Problem statement:
Images excluded, repeat each entry below exactly.

------ Records for the task ------

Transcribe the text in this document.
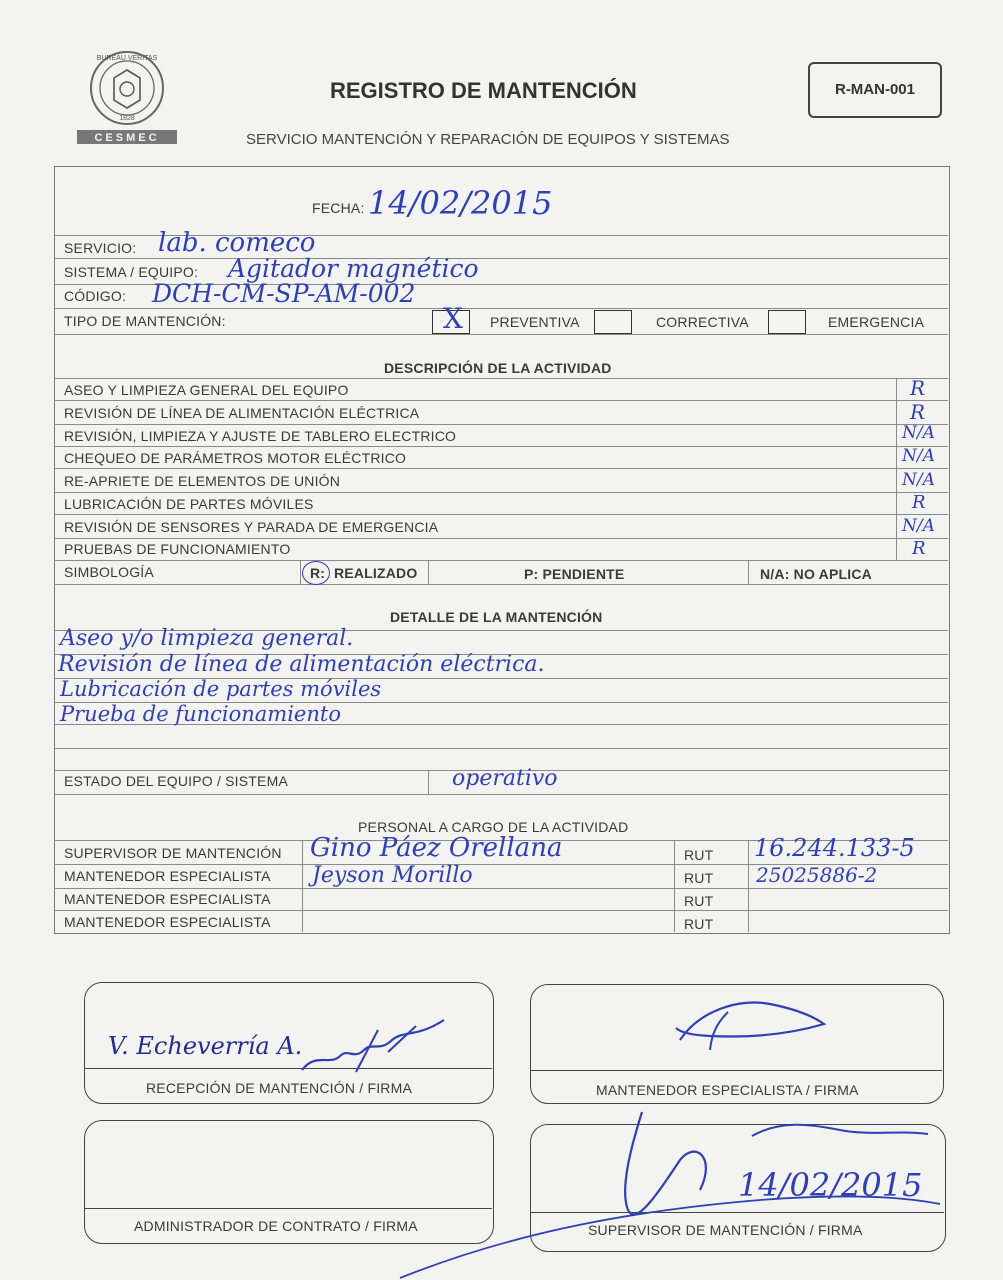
BUREAU VERITAS
1828
CESMEC
REGISTRO DE MANTENCIÓN	R-MAN-001
SERVICIO MANTENCIÓN Y REPARACIÓN DE EQUIPOS Y SISTEMAS
FECHA: 14/02/2015
SERVICIO: lab. comeco
SISTEMA / EQUIPO: Agitador magnético
CÓDIGO: DCH-CM-SP-AM-002
TIPO DE MANTENCIÓN:	X PREVENTIVA	CORRECTIVA	EMERGENCIA
DESCRIPCIÓN DE LA ACTIVIDAD
ASEO Y LIMPIEZA GENERAL DEL EQUIPO	R
REVISIÓN DE LÍNEA DE ALIMENTACIÓN ELÉCTRICA	R
REVISIÓN, LIMPIEZA Y AJUSTE DE TABLERO ELECTRICO	N/A
CHEQUEO DE PARÁMETROS MOTOR ELÉCTRICO	N/A
RE-APRIETE DE ELEMENTOS DE UNIÓN	N/A
LUBRICACIÓN DE PARTES MÓVILES	R
REVISIÓN DE SENSORES Y PARADA DE EMERGENCIA	N/A
PRUEBAS DE FUNCIONAMIENTO	R
SIMBOLOGÍA	R: REALIZADO	P: PENDIENTE	N/A: NO APLICA
DETALLE DE LA MANTENCIÓN
Aseo y/o limpieza general.
Revisión de línea de alimentación eléctrica.
Lubricación de partes móviles
Prueba de funcionamiento
ESTADO DEL EQUIPO / SISTEMA	operativo
PERSONAL A CARGO DE LA ACTIVIDAD
SUPERVISOR DE MANTENCIÓN Gino Páez Orellana	RUT 16.244.133-5
MANTENEDOR ESPECIALISTA Jeyson Morillo	RUT 25025886-2
MANTENEDOR ESPECIALISTA	RUT
MANTENEDOR ESPECIALISTA	RUT
V. Echeverría A.
RECEPCIÓN DE MANTENCIÓN / FIRMA	MANTENEDOR ESPECIALISTA / FIRMA
ADMINISTRADOR DE CONTRATO / FIRMA
14/02/2015
SUPERVISOR DE MANTENCIÓN / FIRMA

------

Problem solution:
Transcribe the text in this document.
BUREAU VERITAS
1828
CESMEC
REGISTRO DE MANTENCIÓN	R-MAN-001
SERVICIO MANTENCIÓN Y REPARACIÓN DE EQUIPOS Y SISTEMAS
FECHA: 14/02/2015
SERVICIO: lab. comeco
SISTEMA / EQUIPO: Agitador magnético
CÓDIGO: DCH-CM-SP-AM-002
TIPO DE MANTENCIÓN:	X PREVENTIVA	CORRECTIVA	EMERGENCIA
DESCRIPCIÓN DE LA ACTIVIDAD
ASEO Y LIMPIEZA GENERAL DEL EQUIPO	R
REVISIÓN DE LÍNEA DE ALIMENTACIÓN ELÉCTRICA	R
REVISIÓN, LIMPIEZA Y AJUSTE DE TABLERO ELECTRICO	N/A
CHEQUEO DE PARÁMETROS MOTOR ELÉCTRICO	N/A
RE-APRIETE DE ELEMENTOS DE UNIÓN	N/A
LUBRICACIÓN DE PARTES MÓVILES	R
REVISIÓN DE SENSORES Y PARADA DE EMERGENCIA	N/A
PRUEBAS DE FUNCIONAMIENTO	R
SIMBOLOGÍA	R: REALIZADO	P: PENDIENTE	N/A: NO APLICA
DETALLE DE LA MANTENCIÓN
Aseo y/o limpieza general.
Revisión de línea de alimentación eléctrica.
Lubricación de partes móviles
Prueba de funcionamiento
ESTADO DEL EQUIPO / SISTEMA	operativo
PERSONAL A CARGO DE LA ACTIVIDAD
SUPERVISOR DE MANTENCIÓN Gino Páez Orellana	RUT 16.244.133-5
MANTENEDOR ESPECIALISTA Jeyson Morillo	RUT 25025886-2
MANTENEDOR ESPECIALISTA	RUT
MANTENEDOR ESPECIALISTA	RUT
V. Echeverría A.
RECEPCIÓN DE MANTENCIÓN / FIRMA	MANTENEDOR ESPECIALISTA / FIRMA
ADMINISTRADOR DE CONTRATO / FIRMA
14/02/2015
SUPERVISOR DE MANTENCIÓN / FIRMA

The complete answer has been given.